→ INSTRUCTIONS FOR THE TASK: Can you render the records as a JSON list of strings, one per line with blank lines left out, beginning at the start of the records and stopping after the line that contains "callout-label-12029[interactable]: 12029: [1166, 494, 1254, 529]"?

(Page element annotations)
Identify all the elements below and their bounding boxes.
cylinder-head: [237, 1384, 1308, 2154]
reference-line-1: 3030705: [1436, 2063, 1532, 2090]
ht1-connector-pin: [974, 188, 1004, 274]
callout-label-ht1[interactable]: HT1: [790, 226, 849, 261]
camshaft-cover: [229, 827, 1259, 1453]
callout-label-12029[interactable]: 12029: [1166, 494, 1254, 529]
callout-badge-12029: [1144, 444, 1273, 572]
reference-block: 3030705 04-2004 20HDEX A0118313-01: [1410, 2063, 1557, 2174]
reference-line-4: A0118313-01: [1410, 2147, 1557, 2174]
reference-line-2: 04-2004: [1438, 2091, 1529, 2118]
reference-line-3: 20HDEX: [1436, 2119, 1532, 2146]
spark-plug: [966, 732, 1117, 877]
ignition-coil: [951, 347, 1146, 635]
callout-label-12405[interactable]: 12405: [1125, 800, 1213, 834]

→ OUTPUT OF THE TASK:
[
  "Identify all the elements below and their bounding boxes.",
  "cylinder-head: [237, 1384, 1308, 2154]",
  "reference-line-1: 3030705: [1436, 2063, 1532, 2090]",
  "ht1-connector-pin: [974, 188, 1004, 274]",
  "callout-label-ht1[interactable]: HT1: [790, 226, 849, 261]",
  "camshaft-cover: [229, 827, 1259, 1453]",
  "callout-label-12029[interactable]: 12029: [1166, 494, 1254, 529]"
]